Task to complete >> Images appear in the records below; leave them out and repeat everything else exactly.

--- Dataset excerpts ---

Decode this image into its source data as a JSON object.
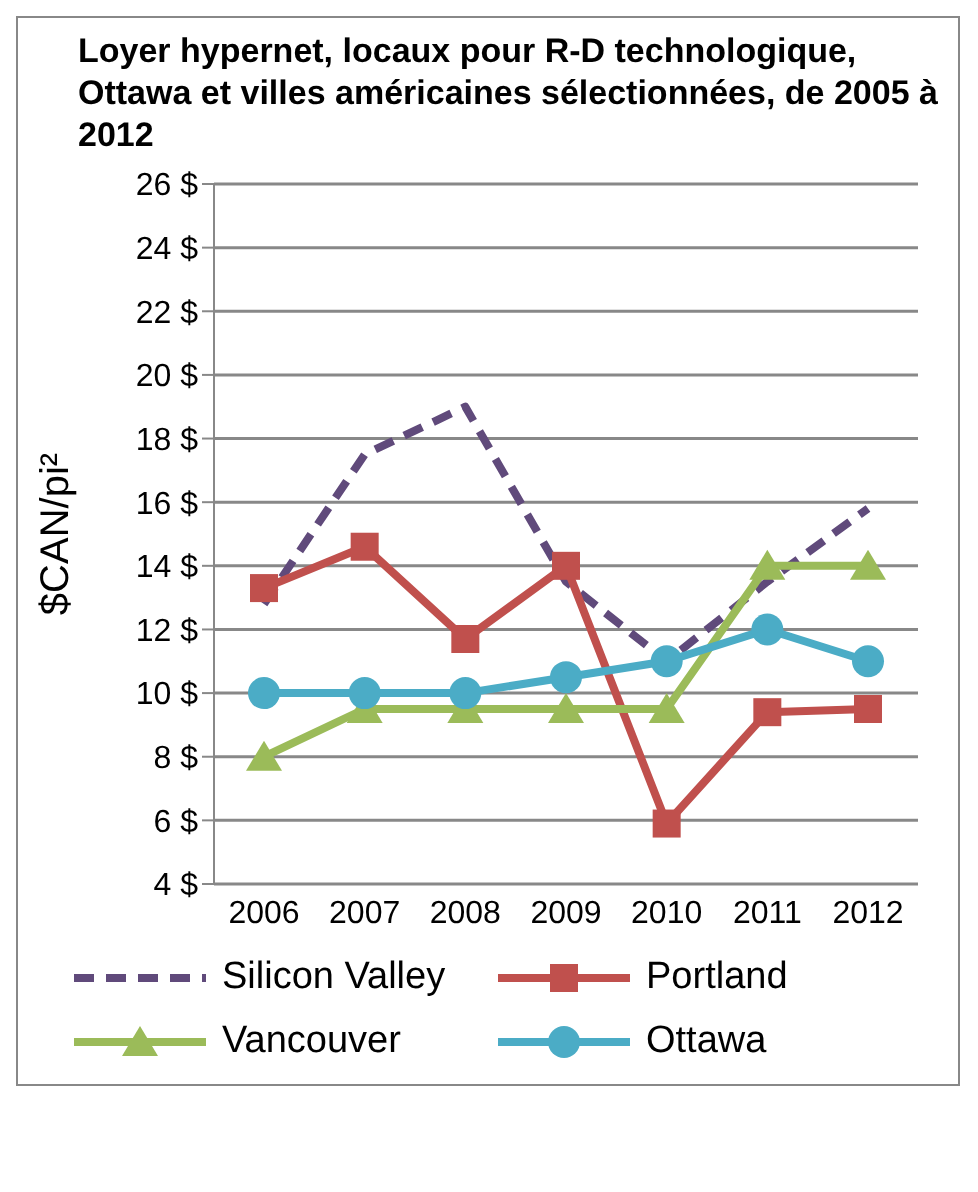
{
  "chart_data": {
    "type": "line",
    "title": "Loyer hypernet, locaux pour R-D technologique, Ottawa et villes américaines sélectionnées, de 2005 à 2012",
    "ylabel": "$CAN/pi²",
    "categories": [
      "2006",
      "2007",
      "2008",
      "2009",
      "2010",
      "2011",
      "2012"
    ],
    "series": [
      {
        "name": "Silicon Valley",
        "color": "#604a7b",
        "values": [
          12.8,
          17.5,
          19,
          13.5,
          11,
          13.5,
          15.8
        ],
        "marker": "none",
        "line_style": "dashed"
      },
      {
        "name": "Portland",
        "color": "#c0504d",
        "values": [
          13.3,
          14.6,
          11.7,
          14,
          5.9,
          9.4,
          9.5
        ],
        "marker": "square",
        "line_style": "solid"
      },
      {
        "name": "Vancouver",
        "color": "#9bbb59",
        "values": [
          8,
          9.5,
          9.5,
          9.5,
          9.5,
          14,
          14
        ],
        "marker": "triangle",
        "line_style": "solid"
      },
      {
        "name": "Ottawa",
        "color": "#4bacc6",
        "values": [
          10,
          10,
          10,
          10.5,
          11,
          12,
          11
        ],
        "marker": "circle",
        "line_style": "solid"
      }
    ],
    "ylim": [
      4,
      26
    ],
    "yticks": [
      {
        "value": 4,
        "label": "4 $"
      },
      {
        "value": 6,
        "label": "6 $"
      },
      {
        "value": 8,
        "label": "8 $"
      },
      {
        "value": 10,
        "label": "10 $"
      },
      {
        "value": 12,
        "label": "12 $"
      },
      {
        "value": 14,
        "label": "14 $"
      },
      {
        "value": 16,
        "label": "16 $"
      },
      {
        "value": 18,
        "label": "18 $"
      },
      {
        "value": 20,
        "label": "20 $"
      },
      {
        "value": 22,
        "label": "22 $"
      },
      {
        "value": 24,
        "label": "24 $"
      },
      {
        "value": 26,
        "label": "26 $"
      }
    ],
    "grid": "y",
    "legend": "bottom"
  }
}
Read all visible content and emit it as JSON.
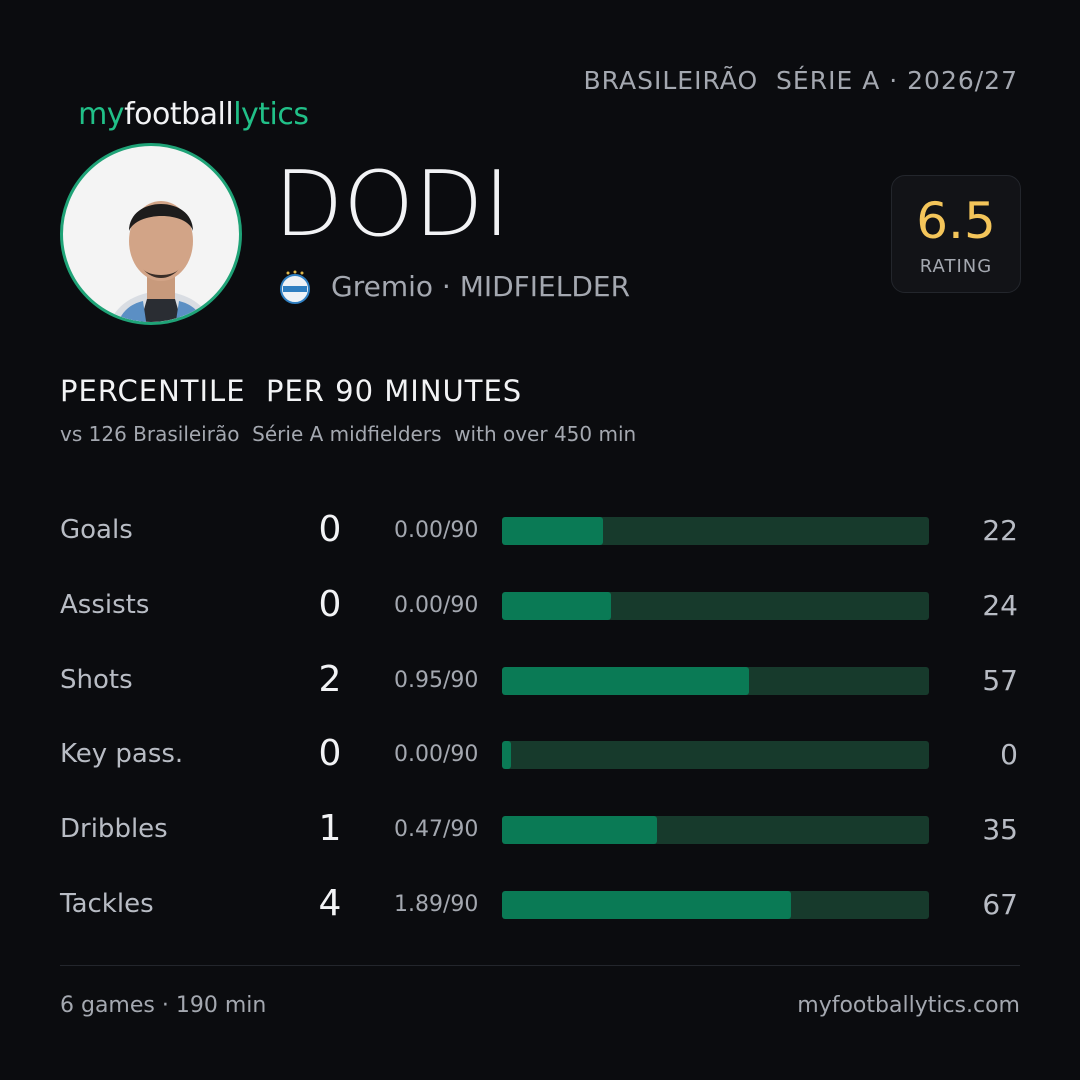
{
  "header": {
    "brand": [
      "my",
      "football",
      "lytics"
    ],
    "competition": "BRASILEIRÃO  SÉRIE A · 2026/27"
  },
  "player": {
    "name": "DODI",
    "subtitle": "Gremio · MIDFIELDER",
    "rating": 6.5,
    "rating_label": "RATING"
  },
  "section": {
    "title": "PERCENTILE  PER 90 MINUTES",
    "subtitle": "vs 126 Brasileirão  Série A midfielders  with over 450 min"
  },
  "stats": [
    {
      "label": "Goals",
      "total": 0,
      "per90": "0.00/90",
      "percentile": 22
    },
    {
      "label": "Assists",
      "total": 0,
      "per90": "0.00/90",
      "percentile": 24
    },
    {
      "label": "Shots",
      "total": 2,
      "per90": "0.95/90",
      "percentile": 57
    },
    {
      "label": "Key pass.",
      "total": 0,
      "per90": "0.00/90",
      "percentile": 0
    },
    {
      "label": "Dribbles",
      "total": 1,
      "per90": "0.47/90",
      "percentile": 35
    },
    {
      "label": "Tackles",
      "total": 4,
      "per90": "1.89/90",
      "percentile": 67
    }
  ],
  "footer": {
    "left": "6 games · 190 min",
    "right": "myfootballytics.com"
  }
}
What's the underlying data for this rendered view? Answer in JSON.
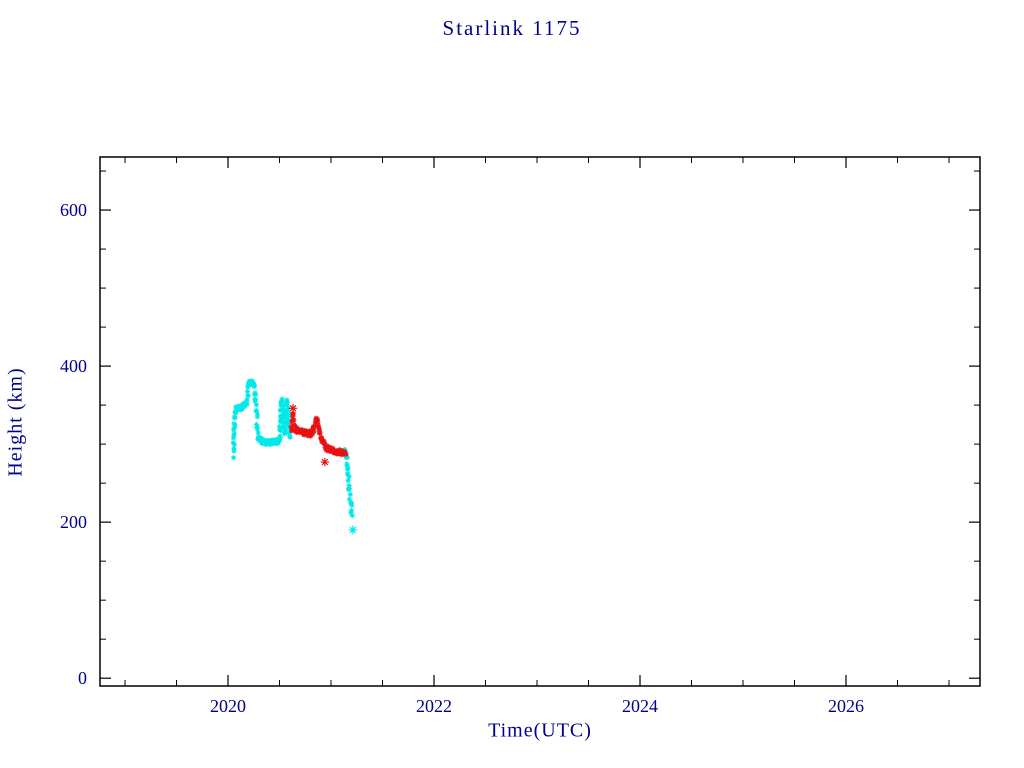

---

Output below >>
Decode this image into its source data as a JSON object.
{
  "chart_data": {
    "type": "line",
    "title": "Loyer hypernet, locaux pour R-D technologique, Ottawa et villes américaines sélectionnées, de 2005 à 2012",
    "ylabel": "$CAN/pi²",
    "categories": [
      "2006",
      "2007",
      "2008",
      "2009",
      "2010",
      "2011",
      "2012"
    ],
    "series": [
      {
        "name": "Silicon Valley",
        "color": "#604a7b",
        "values": [
          12.8,
          17.5,
          19,
          13.5,
          11,
          13.5,
          15.8
        ],
        "marker": "none",
        "line_style": "dashed"
      },
      {
        "name": "Portland",
        "color": "#c0504d",
        "values": [
          13.3,
          14.6,
          11.7,
          14,
          5.9,
          9.4,
          9.5
        ],
        "marker": "square",
        "line_style": "solid"
      },
      {
        "name": "Vancouver",
        "color": "#9bbb59",
        "values": [
          8,
          9.5,
          9.5,
          9.5,
          9.5,
          14,
          14
        ],
        "marker": "triangle",
        "line_style": "solid"
      },
      {
        "name": "Ottawa",
        "color": "#4bacc6",
        "values": [
          10,
          10,
          10,
          10.5,
          11,
          12,
          11
        ],
        "marker": "circle",
        "line_style": "solid"
      }
    ],
    "ylim": [
      4,
      26
    ],
    "yticks": [
      {
        "value": 4,
        "label": "4 $"
      },
      {
        "value": 6,
        "label": "6 $"
      },
      {
        "value": 8,
        "label": "8 $"
      },
      {
        "value": 10,
        "label": "10 $"
      },
      {
        "value": 12,
        "label": "12 $"
      },
      {
        "value": 14,
        "label": "14 $"
      },
      {
        "value": 16,
        "label": "16 $"
      },
      {
        "value": 18,
        "label": "18 $"
      },
      {
        "value": 20,
        "label": "20 $"
      },
      {
        "value": 22,
        "label": "22 $"
      },
      {
        "value": 24,
        "label": "24 $"
      },
      {
        "value": 26,
        "label": "26 $"
      }
    ],
    "grid": "y",
    "legend": "bottom"
  }
}
Read all visible content and emit it as JSON.
{
  "header": {
    "brand": [
      "my",
      "football",
      "lytics"
    ],
    "competition": "BRASILEIRÃO  SÉRIE A · 2026/27"
  },
  "player": {
    "name": "DODI",
    "subtitle": "Gremio · MIDFIELDER",
    "rating": 6.5,
    "rating_label": "RATING"
  },
  "section": {
    "title": "PERCENTILE  PER 90 MINUTES",
    "subtitle": "vs 126 Brasileirão  Série A midfielders  with over 450 min"
  },
  "stats": [
    {
      "label": "Goals",
      "total": 0,
      "per90": "0.00/90",
      "percentile": 22
    },
    {
      "label": "Assists",
      "total": 0,
      "per90": "0.00/90",
      "percentile": 24
    },
    {
      "label": "Shots",
      "total": 2,
      "per90": "0.95/90",
      "percentile": 57
    },
    {
      "label": "Key pass.",
      "total": 0,
      "per90": "0.00/90",
      "percentile": 0
    },
    {
      "label": "Dribbles",
      "total": 1,
      "per90": "0.47/90",
      "percentile": 35
    },
    {
      "label": "Tackles",
      "total": 4,
      "per90": "1.89/90",
      "percentile": 67
    }
  ],
  "footer": {
    "left": "6 games · 190 min",
    "right": "myfootballytics.com"
  }
}
What's the underlying data for this rendered view? Answer in JSON.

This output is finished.